Records from a collection:
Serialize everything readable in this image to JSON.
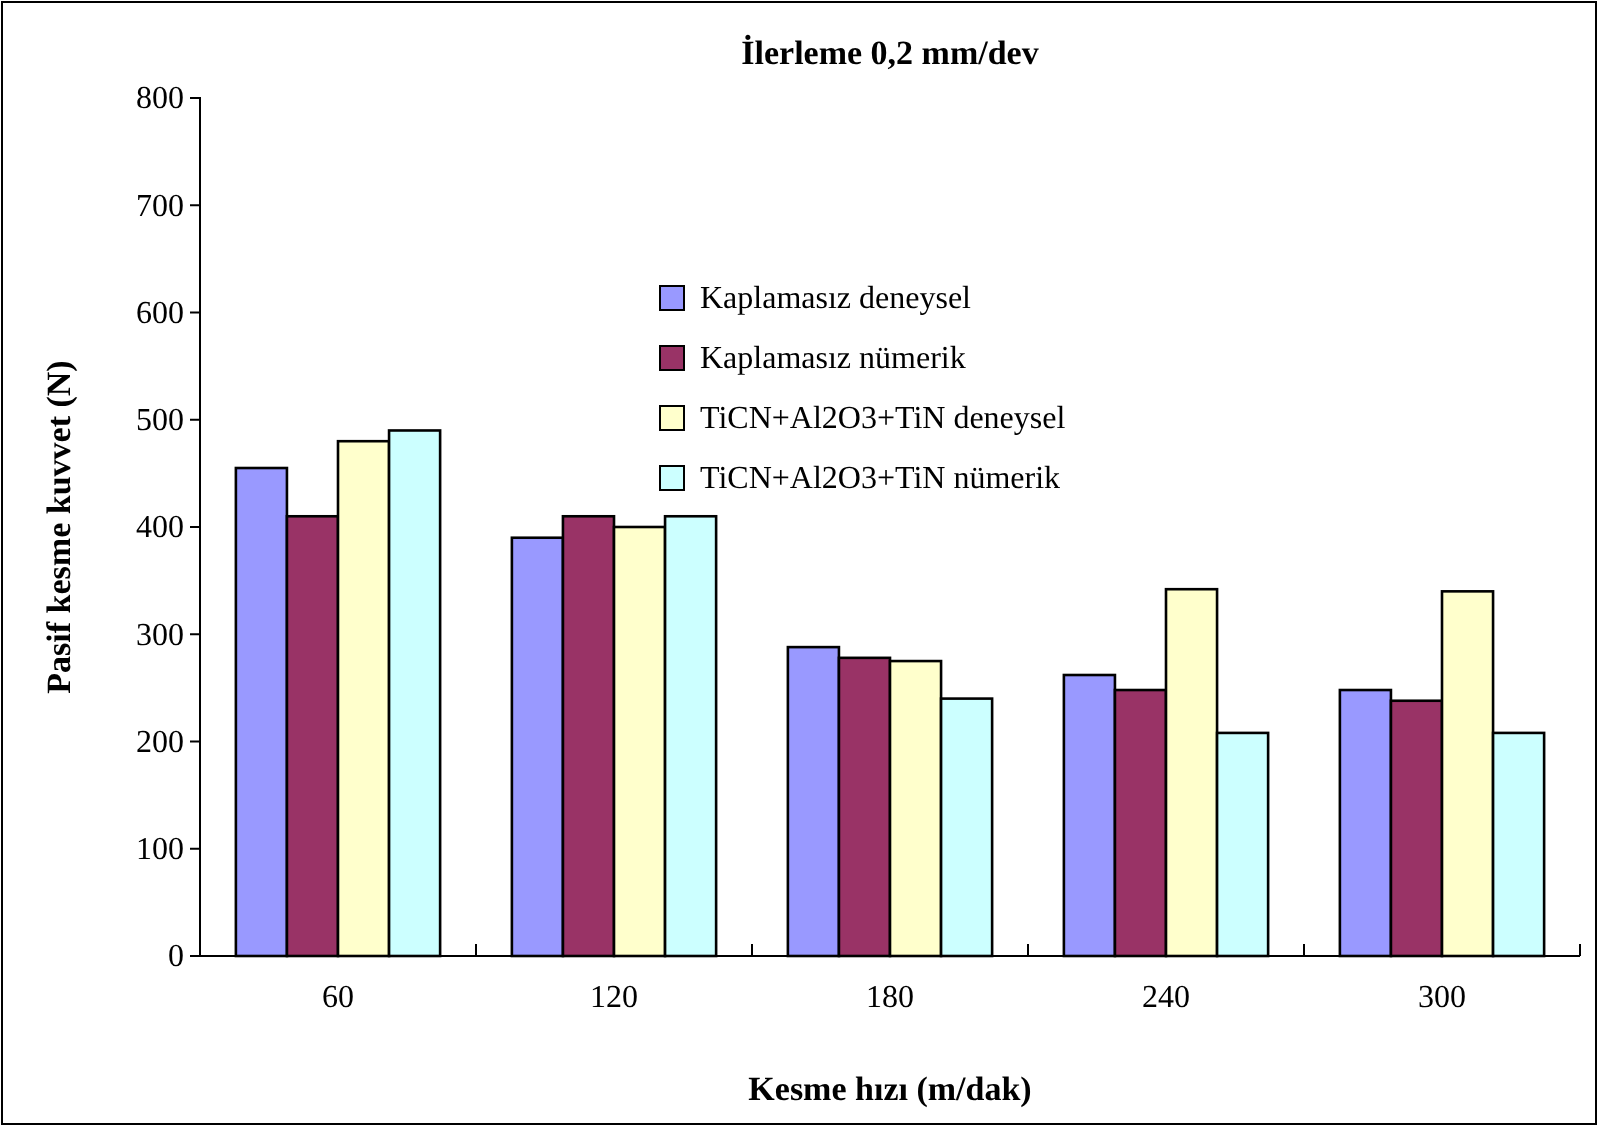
{
  "chart_data": {
    "type": "bar",
    "title": "İlerleme  0,2 mm/dev",
    "xlabel": "Kesme hızı (m/dak)",
    "ylabel": "Pasif  kesme kuvvet (N)",
    "categories": [
      "60",
      "120",
      "180",
      "240",
      "300"
    ],
    "series": [
      {
        "name": "Kaplamasız deneysel",
        "color": "#9999ff",
        "values": [
          455,
          390,
          288,
          262,
          248
        ]
      },
      {
        "name": "Kaplamasız nümerik",
        "color": "#993366",
        "values": [
          410,
          410,
          278,
          248,
          238
        ]
      },
      {
        "name": "TiCN+Al2O3+TiN deneysel",
        "color": "#ffffcc",
        "values": [
          480,
          400,
          275,
          342,
          340
        ]
      },
      {
        "name": "TiCN+Al2O3+TiN nümerik",
        "color": "#ccffff",
        "values": [
          490,
          410,
          240,
          208,
          208
        ]
      }
    ],
    "ylim": [
      0,
      800
    ],
    "yticks": [
      0,
      100,
      200,
      300,
      400,
      500,
      600,
      700,
      800
    ],
    "grid": false,
    "legend": "top right"
  }
}
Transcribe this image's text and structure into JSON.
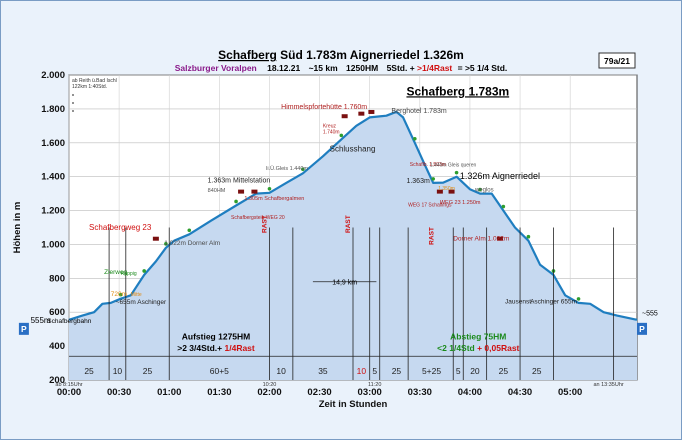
{
  "header": {
    "title_part1": "Schafberg",
    "title_part2": " Süd 1.783m Aignerriedel 1.326m",
    "region": "Salzburger Voralpen",
    "date": "18.12.21",
    "distance": "~15 km",
    "elevation_gain": "1250HM",
    "time_a": "5Std. +",
    "rest": ">1/4Rast",
    "time_b": "= >5 1/4 Std.",
    "tag": "79a/21"
  },
  "corner_note": [
    "ab Reith ü.Bad Ischl",
    "122km  1:40Std."
  ],
  "chart_data": {
    "type": "area",
    "title": "Schafberg Süd 1.783m Aignerriedel 1.326m",
    "xlabel": "Zeit in Stunden",
    "ylabel": "Höhen in m",
    "xlim": [
      0,
      340
    ],
    "ylim": [
      200,
      2000
    ],
    "x_unit": "minutes",
    "grid": true,
    "xticks": [
      {
        "v": 0,
        "label": "00:00"
      },
      {
        "v": 30,
        "label": "00:30"
      },
      {
        "v": 60,
        "label": "01:00"
      },
      {
        "v": 90,
        "label": "01:30"
      },
      {
        "v": 120,
        "label": "02:00"
      },
      {
        "v": 150,
        "label": "02:30"
      },
      {
        "v": 180,
        "label": "03:00"
      },
      {
        "v": 210,
        "label": "03:30"
      },
      {
        "v": 240,
        "label": "04:00"
      },
      {
        "v": 270,
        "label": "04:30"
      },
      {
        "v": 300,
        "label": "05:00"
      }
    ],
    "yticks": [
      {
        "v": 200,
        "label": "200"
      },
      {
        "v": 400,
        "label": "400"
      },
      {
        "v": 600,
        "label": "600"
      },
      {
        "v": 800,
        "label": "800"
      },
      {
        "v": 1000,
        "label": "1.000"
      },
      {
        "v": 1200,
        "label": "1.200"
      },
      {
        "v": 1400,
        "label": "1.400"
      },
      {
        "v": 1600,
        "label": "1.600"
      },
      {
        "v": 1800,
        "label": "1.800"
      },
      {
        "v": 2000,
        "label": "2.000"
      }
    ],
    "profile": [
      {
        "x": 0,
        "y": 555
      },
      {
        "x": 8,
        "y": 580
      },
      {
        "x": 15,
        "y": 600
      },
      {
        "x": 20,
        "y": 650
      },
      {
        "x": 25,
        "y": 655
      },
      {
        "x": 31,
        "y": 680
      },
      {
        "x": 37,
        "y": 700
      },
      {
        "x": 45,
        "y": 820
      },
      {
        "x": 52,
        "y": 900
      },
      {
        "x": 58,
        "y": 980
      },
      {
        "x": 63,
        "y": 1022
      },
      {
        "x": 72,
        "y": 1060
      },
      {
        "x": 85,
        "y": 1140
      },
      {
        "x": 100,
        "y": 1230
      },
      {
        "x": 112,
        "y": 1300
      },
      {
        "x": 120,
        "y": 1305
      },
      {
        "x": 130,
        "y": 1363
      },
      {
        "x": 140,
        "y": 1420
      },
      {
        "x": 152,
        "y": 1520
      },
      {
        "x": 163,
        "y": 1620
      },
      {
        "x": 172,
        "y": 1700
      },
      {
        "x": 180,
        "y": 1750
      },
      {
        "x": 190,
        "y": 1760
      },
      {
        "x": 196,
        "y": 1783
      },
      {
        "x": 200,
        "y": 1750
      },
      {
        "x": 207,
        "y": 1600
      },
      {
        "x": 213,
        "y": 1470
      },
      {
        "x": 218,
        "y": 1363
      },
      {
        "x": 224,
        "y": 1365
      },
      {
        "x": 232,
        "y": 1400
      },
      {
        "x": 240,
        "y": 1326
      },
      {
        "x": 246,
        "y": 1300
      },
      {
        "x": 253,
        "y": 1300
      },
      {
        "x": 260,
        "y": 1200
      },
      {
        "x": 267,
        "y": 1100
      },
      {
        "x": 275,
        "y": 1022
      },
      {
        "x": 282,
        "y": 880
      },
      {
        "x": 290,
        "y": 820
      },
      {
        "x": 297,
        "y": 700
      },
      {
        "x": 305,
        "y": 655
      },
      {
        "x": 312,
        "y": 650
      },
      {
        "x": 320,
        "y": 600
      },
      {
        "x": 328,
        "y": 580
      },
      {
        "x": 340,
        "y": 555
      }
    ],
    "dividers": [
      24,
      34,
      60,
      120,
      134,
      170,
      180,
      186,
      203,
      230,
      236,
      250,
      270,
      290,
      326
    ],
    "rast_marks": [
      {
        "x": 120,
        "label": "RAST",
        "y": 1120
      },
      {
        "x": 170,
        "label": "RAST",
        "y": 1120
      },
      {
        "x": 220,
        "label": "RAST",
        "y": 1050
      }
    ],
    "peak_flags": [
      {
        "x": 165,
        "y": 1745
      },
      {
        "x": 175,
        "y": 1760
      },
      {
        "x": 181,
        "y": 1770
      },
      {
        "x": 103,
        "y": 1300
      },
      {
        "x": 111,
        "y": 1300
      },
      {
        "x": 222,
        "y": 1300
      },
      {
        "x": 229,
        "y": 1300
      },
      {
        "x": 52,
        "y": 1022
      },
      {
        "x": 258,
        "y": 1022
      }
    ],
    "segment_minutes": [
      {
        "x": 12,
        "label": "25",
        "color": "#222222"
      },
      {
        "x": 29,
        "label": "10",
        "color": "#222222"
      },
      {
        "x": 47,
        "label": "25",
        "color": "#222222"
      },
      {
        "x": 90,
        "label": "60+5",
        "color": "#222222",
        "accent": "+5"
      },
      {
        "x": 127,
        "label": "10",
        "color": "#222222"
      },
      {
        "x": 152,
        "label": "35",
        "color": "#222222"
      },
      {
        "x": 175,
        "label": "10",
        "color": "#d01010"
      },
      {
        "x": 183,
        "label": "5",
        "color": "#222222"
      },
      {
        "x": 196,
        "label": "25",
        "color": "#222222"
      },
      {
        "x": 217,
        "label": "5+25",
        "color": "#222222"
      },
      {
        "x": 233,
        "label": "5",
        "color": "#222222"
      },
      {
        "x": 243,
        "label": "20",
        "color": "#222222"
      },
      {
        "x": 260,
        "label": "25",
        "color": "#222222"
      },
      {
        "x": 280,
        "label": "25",
        "color": "#222222"
      }
    ],
    "annotations": [
      {
        "text": "Himmelspfortehütte 1.760m",
        "x": 127,
        "y": 1798,
        "color": "#b02020",
        "size": 7
      },
      {
        "text": "Schafberg 1.783m",
        "x": 202,
        "y": 1880,
        "color": "#000000",
        "size": 12,
        "bold": true,
        "underline": true
      },
      {
        "text": "Berghotel 1.783m",
        "x": 193,
        "y": 1776,
        "color": "#4a4a4a",
        "size": 7
      },
      {
        "text": "Kreuz",
        "x": 152,
        "y": 1690,
        "color": "#b02020",
        "size": 5
      },
      {
        "text": "1.740m",
        "x": 152,
        "y": 1654,
        "color": "#b02020",
        "size": 5
      },
      {
        "text": "Schlusshang",
        "x": 156,
        "y": 1550,
        "color": "#222222",
        "size": 8
      },
      {
        "text": "li.Ü.Gleis 1.440m",
        "x": 118,
        "y": 1440,
        "color": "#555555",
        "size": 5.5
      },
      {
        "text": "1.363m Mittelstation",
        "x": 83,
        "y": 1365,
        "color": "#222222",
        "size": 7
      },
      {
        "text": "840HM",
        "x": 83,
        "y": 1310,
        "color": "#555555",
        "size": 5.5
      },
      {
        "text": "1.305m Schafbergalmen",
        "x": 105,
        "y": 1262,
        "color": "#b02020",
        "size": 5.5
      },
      {
        "text": "Schafbergsteig WEG 20",
        "x": 97,
        "y": 1150,
        "color": "#b02020",
        "size": 5
      },
      {
        "text": "Schafbergweg 23",
        "x": 12,
        "y": 1085,
        "color": "#d01010",
        "size": 8
      },
      {
        "text": "1.022m Dorner Alm",
        "x": 57,
        "y": 996,
        "color": "#4a4a4a",
        "size": 6.5
      },
      {
        "text": "Zierweg",
        "x": 21,
        "y": 825,
        "color": "#1a8a1a",
        "size": 6.5
      },
      {
        "text": "Rappig",
        "x": 31,
        "y": 820,
        "color": "#1a8a1a",
        "size": 5
      },
      {
        "text": "720m",
        "x": 25,
        "y": 697,
        "color": "#e08a10",
        "size": 6.5
      },
      {
        "text": "Mitte",
        "x": 37,
        "y": 697,
        "color": "#e08a10",
        "size": 5
      },
      {
        "text": "~655m Aschinger",
        "x": 28,
        "y": 650,
        "color": "#222222",
        "size": 6.5
      },
      {
        "text": "555m",
        "x": -23,
        "y": 535,
        "color": "#000000",
        "size": 8
      },
      {
        "text": "Schafbergbahn",
        "x": -13,
        "y": 535,
        "color": "#000000",
        "size": 6.5
      },
      {
        "text": "Schaflb. 1.503m",
        "x": 204,
        "y": 1463,
        "color": "#b02020",
        "size": 5
      },
      {
        "text": "1.440m Gleis queren",
        "x": 216,
        "y": 1460,
        "color": "#555555",
        "size": 5
      },
      {
        "text": "1.363m",
        "x": 202,
        "y": 1363,
        "color": "#222222",
        "size": 7
      },
      {
        "text": "1.326m Aignerriedel",
        "x": 234,
        "y": 1387,
        "color": "#000000",
        "size": 9
      },
      {
        "text": "1.350m",
        "x": 221,
        "y": 1320,
        "color": "#e08a10",
        "size": 5
      },
      {
        "text": "weglos",
        "x": 243,
        "y": 1312,
        "color": "#555555",
        "size": 6
      },
      {
        "text": "WEG 17 Schaflings",
        "x": 203,
        "y": 1225,
        "color": "#b02020",
        "size": 5
      },
      {
        "text": "WEG 23 1.250m",
        "x": 222,
        "y": 1238,
        "color": "#b02020",
        "size": 5.5
      },
      {
        "text": "Dorner Alm 1.022m",
        "x": 230,
        "y": 1023,
        "color": "#b02020",
        "size": 6.5
      },
      {
        "text": "Jausenst.",
        "x": 261,
        "y": 652,
        "color": "#222222",
        "size": 6.5
      },
      {
        "text": "Aschinger 655m",
        "x": 276,
        "y": 652,
        "color": "#222222",
        "size": 6.5
      },
      {
        "text": "~555",
        "x": 343,
        "y": 580,
        "color": "#000000",
        "size": 7
      }
    ],
    "distance_marker": {
      "x1": 146,
      "x2": 184,
      "y": 780,
      "label": "14,9 km"
    },
    "ascent_summary": {
      "x": 88,
      "lines": [
        {
          "text": "Aufstieg 1275HM",
          "color": "#000000",
          "y": 440
        },
        {
          "text": ">2 3/4Std.+",
          "color": "#000000",
          "y": 370,
          "suffix": " 1/4Rast",
          "suffix_color": "#d01010"
        }
      ]
    },
    "descent_summary": {
      "x": 245,
      "lines": [
        {
          "text": "Abstieg 75HM",
          "color": "#1a8a1a",
          "y": 440
        },
        {
          "text": "<2 1/4Std",
          "color": "#1a8a1a",
          "y": 370,
          "suffix": " + 0,05Rast",
          "suffix_color": "#d01010"
        }
      ]
    },
    "time_notes": [
      {
        "text": "ab 8:15Uhr",
        "x": 0
      },
      {
        "text": "10:20",
        "x": 120
      },
      {
        "text": "11:20",
        "x": 183
      },
      {
        "text": "an 13:35Uhr",
        "x": 323
      }
    ],
    "p_markers": [
      "P",
      "P"
    ]
  },
  "colors": {
    "fill": "#c6d9f0",
    "line": "#1f7ec0",
    "vegetation": "#2e9e2e",
    "accent_red": "#d01010"
  }
}
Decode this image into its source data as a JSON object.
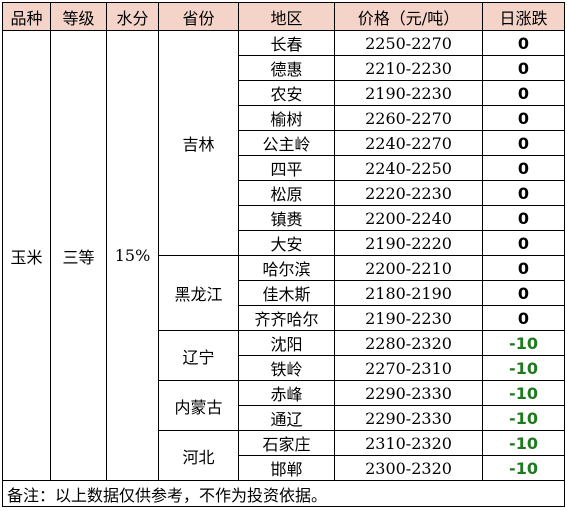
{
  "headers": [
    "品种",
    "等级",
    "水分",
    "省份",
    "地区",
    "价格（元/吨）",
    "日涨跌"
  ],
  "variety": "玉米",
  "grade": "三等",
  "moisture": "15%",
  "provinces": [
    {
      "name": "吉林",
      "rows": [
        {
          "region": "长春",
          "price": "2250-2270",
          "change": "0"
        },
        {
          "region": "德惠",
          "price": "2210-2230",
          "change": "0"
        },
        {
          "region": "农安",
          "price": "2190-2230",
          "change": "0"
        },
        {
          "region": "榆树",
          "price": "2260-2270",
          "change": "0"
        },
        {
          "region": "公主岭",
          "price": "2240-2270",
          "change": "0"
        },
        {
          "region": "四平",
          "price": "2240-2250",
          "change": "0"
        },
        {
          "region": "松原",
          "price": "2220-2230",
          "change": "0"
        },
        {
          "region": "镇赉",
          "price": "2200-2240",
          "change": "0"
        },
        {
          "region": "大安",
          "price": "2190-2220",
          "change": "0"
        }
      ]
    },
    {
      "name": "黑龙江",
      "rows": [
        {
          "region": "哈尔滨",
          "price": "2200-2210",
          "change": "0"
        },
        {
          "region": "佳木斯",
          "price": "2180-2190",
          "change": "0"
        },
        {
          "region": "齐齐哈尔",
          "price": "2190-2230",
          "change": "0"
        }
      ]
    },
    {
      "name": "辽宁",
      "rows": [
        {
          "region": "沈阳",
          "price": "2280-2320",
          "change": "-10"
        },
        {
          "region": "铁岭",
          "price": "2270-2310",
          "change": "-10"
        }
      ]
    },
    {
      "name": "内蒙古",
      "rows": [
        {
          "region": "赤峰",
          "price": "2290-2330",
          "change": "-10"
        },
        {
          "region": "通辽",
          "price": "2290-2330",
          "change": "-10"
        }
      ]
    },
    {
      "name": "河北",
      "rows": [
        {
          "region": "石家庄",
          "price": "2310-2320",
          "change": "-10"
        },
        {
          "region": "邯郸",
          "price": "2300-2320",
          "change": "-10"
        }
      ]
    }
  ],
  "note": "备注：以上数据仅供参考，不作为投资依据。",
  "colors": {
    "header_bg": "#f4d3c8",
    "negative_change": "#1f7a1f",
    "zero_change": "#000000"
  }
}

**Stated task**:
Report every line containing the word "deneysel" from the listing above.

**Result of the exercise**:
        "name": "Kaplamasız deneysel",
        "name": "TiCN+Al2O3+TiN deneysel",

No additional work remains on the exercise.